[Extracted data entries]
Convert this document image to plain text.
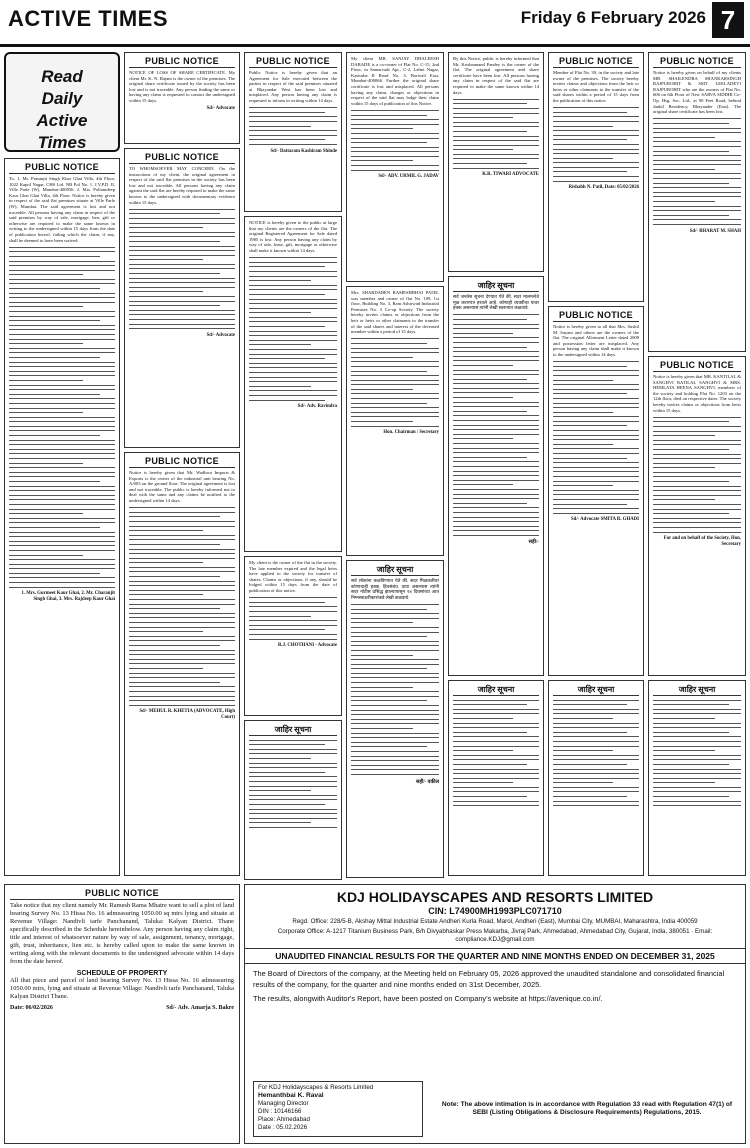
ACTIVE TIMES	Friday 6 February 2026 7
Read
Daily
Active
Times
PUBLIC NOTICE
To, 1. Mr. Prasanjit Singh Khar Ghai Villa, 4th Floor, 1022 Kapol Nagar, CHS Ltd. NB Pol No. 1, J.V.P.D. II, Ville Parle (W), Mumbai-400056. 2. Mrs. Pollamdeep Kaur Ghai Ghai Villa, 4th Floor. Notice is hereby given in respect of the said flat premises situate at Ville Parle (W), Mumbai. The said agreement is lost and not traceable. All persons having any claim in respect of the said premises by way of sale, mortgage, lien, gift or otherwise are required to make the same known in writing to the undersigned within 15 days from the date of publication hereof, failing which the claim, if any, shall be deemed to have been waived.
1. Mrs. Gurmeet Kaur Ghai, 2. Mr. Charanjit Singh Ghai, 3. Mrs. Rajdeep Kaur Ghai
PUBLIC NOTICE
NOTICE OF LOSS OF SHARE CERTIFICATE. My client Mr. K. N. Rajani is the owner of the premises. The original share certificate issued by the society has been lost and is not traceable. Any person finding the same or having any claim is requested to contact the undersigned within 15 days.
Sd/- Advocate
PUBLIC NOTICE
TO WHOMSOEVER MAY CONCERN. On the instructions of my client, the original agreement in respect of the said flat premises in the society has been lost and not traceable. All persons having any claim against the said flat are hereby required to make the same known to the undersigned with documentary evidence within 15 days.
Sd/- Advocate
PUBLIC NOTICE
Notice is hereby given that Mr. Wadhwa Imports & Exports is the owner of the industrial unit bearing No. A/003 on the ground floor. The original agreement is lost and not traceable. The public is hereby informed not to deal with the same and any claims be notified to the undersigned within 14 days.
Sd/- MEHUL R. KHETIA (ADVOCATE, High Court)
PUBLIC NOTICE
Public Notice is hereby given that an Agreement for Sale executed between the parties in respect of the said premises situated at Bhayandar West has been lost and misplaced. Any person having any claim is requested to inform in writing within 14 days.
Sd/- Dattaram Kashiram Shinde
NOTICE is hereby given to the public at large that my clients are the owners of the flat. The original Registered Agreement for Sale dated 1985 is lost. Any person having any claim by way of sale, lease, gift, mortgage or otherwise shall make it known within 14 days.
Sd/- Adv. Ravindra
My client is the owner of the flat in the society. The late member expired and the legal heirs have applied to the society for transfer of shares. Claims or objections, if any, should be lodged within 15 days from the date of publication of this notice.
R.J. CHOTHANI - Advocate
जाहिर सूचना
My client MR. SANJAY DHALEESH DABADE is a co-owner of Flat No. C-15, 2nd Floor, in Samarvadi Apt., C-2, Lalmi Nagar, Kasturba II Road No. 3, Borivali East, Mumbai-400066. Further the original share certificate is lost and misplaced. All persons having any claim, charges or objections in respect of the said flat may lodge their claim within 15 days of publication of this Notice.
Sd/- ADV. URMIL G. JADAV
Mrs. SHARDABEN RAMESHBHAI PATEL was member and owner of flat No. 109, 1st floor, Building No. 3, Ram Ashirwad Industrial Premises No. 3 Co-op Society. The society hereby invites claims or objections from the heir or heirs or other claimants to the transfer of the said shares and interest of the deceased member within a period of 15 days.
Hon. Chairman / Secretary
जाहिर सूचना
सर्व लोकांना कळविण्यात येते की, सदर मिळकतीवर कोणाचाही हक्क, हितसंबंध, दावा असल्यास त्यांनी सदर नोटीस प्रसिद्ध झाल्यापासून १४ दिवसांच्या आत निम्नस्वाक्षरीकारांकडे लेखी कळवावे.
सही/- वकील
By this Notice, public is hereby informed that Mr. Krishnanand Pandey is the owner of the flat. The original agreement and share certificate have been lost. All persons having any claim in respect of the said flat are required to make the same known within 14 days.
K.R. TIWARI ADVOCATE
जाहिर सूचना
सर्व जनतेस सूचना देण्यात येते की, सदर मालमत्तेचे मूळ करारपत्र हरवले आहे. कोणाही व्यक्तीचा यावर हक्क असल्यास त्यांनी लेखी स्वरूपात कळवावे.
सही/-
जाहिर सूचना
PUBLIC NOTICE
Member of Flat No. 39, in the society and late owner of the premises. The society hereby invites claims and objections from the heir or heirs or other claimants to the transfer of the said shares within a period of 15 days from the publication of this notice.
Rishabh N. Patil, Date: 05/02/2026
PUBLIC NOTICE
Notice is hereby given to all that Mrs. Sushil M. Sayani and others are the owners of the flat. The original Allotment Letter dated 2008 and possession letter are misplaced. Any person having any claim shall make it known to the undersigned within 14 days.
Sd/- Advocate SMITA R. GHADI
जाहिर सूचना
PUBLIC NOTICE
Notice is hereby given on behalf of my clients MR. SHAILENDRA SHANKARSINGH RAJPUROHIT & SMT. LEELADEVI RAJPUROHIT who are the owners of Flat No. 606 on 6th Floor of New SARVA SIDDHI Co-Op. Hsg. Soc. Ltd., at 90 Feet Road, behind Jankil Residency, Bhayander (East). The original share certificate has been lost.
Sd/- BHARAT M. SHAH
PUBLIC NOTICE
Notice is hereby given that MR. KANTILAL & SANGHVI RATILAL SANGHVI & MRS. HEMLATA HEENA SANGHVI, members of the society and holding Flat No. 1203 on the 12th floor, died on respective dates. The society hereby invites claims or objections from heirs within 15 days.
For and on behalf of the Society, Hon. Secretary
जाहिर सूचना
PUBLIC NOTICE
Take notice that my client namely Mr. Ramesh Rama Mhatre want to sell a plot of land bearing Survey No. 13 Hissa No. 16 admeasuring 1050.00 sq mtrs lying and situate at Revenue Village: Nandivli tarfe Panchanand, Taluka: Kalyan District. Thane specifically described in the Schedule hereinbelow. Any person having any claim right, title and interest of whatsoever nature by way of sale, assignment, tenancy, mortgage, gift, trust, inheritance, lien etc. is hereby called upon to make the same known in writing along with the relevant documents to the undersigned advocate within 14 days from the date hereof.
SCHEDULE OF PROPERTY
All that piece and parcel of land bearing Survey No. 13 Hissa No. 16 admeasuring 1050.00 mtrs, lying and situate at Revenue Village: Nandivli tarfe Panchanand, Taluka Kalyan District Thane.
Date: 06/02/2026	Sd/- Adv. Amarja S. Bakre
KDJ HOLIDAYSCAPES AND RESORTS LIMITED
CIN: L74900MH1993PLC071710
Regd. Office: 228/5-B, Akshay Mittal Industrial Estate Andheri Kurla Road, Marol, Andheri (East), Mumbai City, MUMBAI, Maharashtra, India 400059
Corporate Office: A-1217 Titanium Business Park, B/h Divyabhaskar Press Makarba, Jivraj Park, Ahmedabad, Ahmedabad City, Gujarat, India, 380051 · Email: compliance.KDJ@gmail.com
UNAUDITED FINANCIAL RESULTS FOR THE QUARTER AND NINE MONTHS ENDED ON DECEMBER 31, 2025
The Board of Directors of the company, at the Meeting held on February 05, 2026 approved the unaudited standalone and consolidated financial results of the company, for the quarter and nine months ended on 31st December, 2025.
The results, alongwith Auditor's Report, have been posted on Company's website at https://avenique.co.in/.
For KDJ Holidayscapes & Resorts Limited
Hemanthbai K. Raval
Managing Director
DIN : 10146166
Place: Ahmedabad
Date : 05.02.2026
Note: The above intimation is in accordance with Regulation 33 read with Regulation 47(1) of SEBI (Listing Obligations & Disclosure Requirements) Regulations, 2015.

**What to do**
Scan the entries above. Copy each line that has the string "land".

**Finished answer**
Take notice that my client namely Mr. Ramesh Rama Mhatre want to sell a plot of land bearing Survey No. 13 Hissa No. 16 admeasuring 1050.00 sq mtrs lying and situate at Revenue Village: Nandivli tarfe Panchanand, Taluka: Kalyan District. Thane specifically described in the Schedule hereinbelow. Any person having any claim right, title and interest of whatsoever nature by way of sale, assignment, tenancy, mortgage, gift, trust, inheritance, lien etc. is hereby called upon to make the same known in writing along with the relevant documents to the undersigned advocate within 14 days from the date hereof.
All that piece and parcel of land bearing Survey No. 13 Hissa No. 16 admeasuring 1050.00 mtrs, lying and situate at Revenue Village: Nandivli tarfe Panchanand, Taluka Kalyan District Thane.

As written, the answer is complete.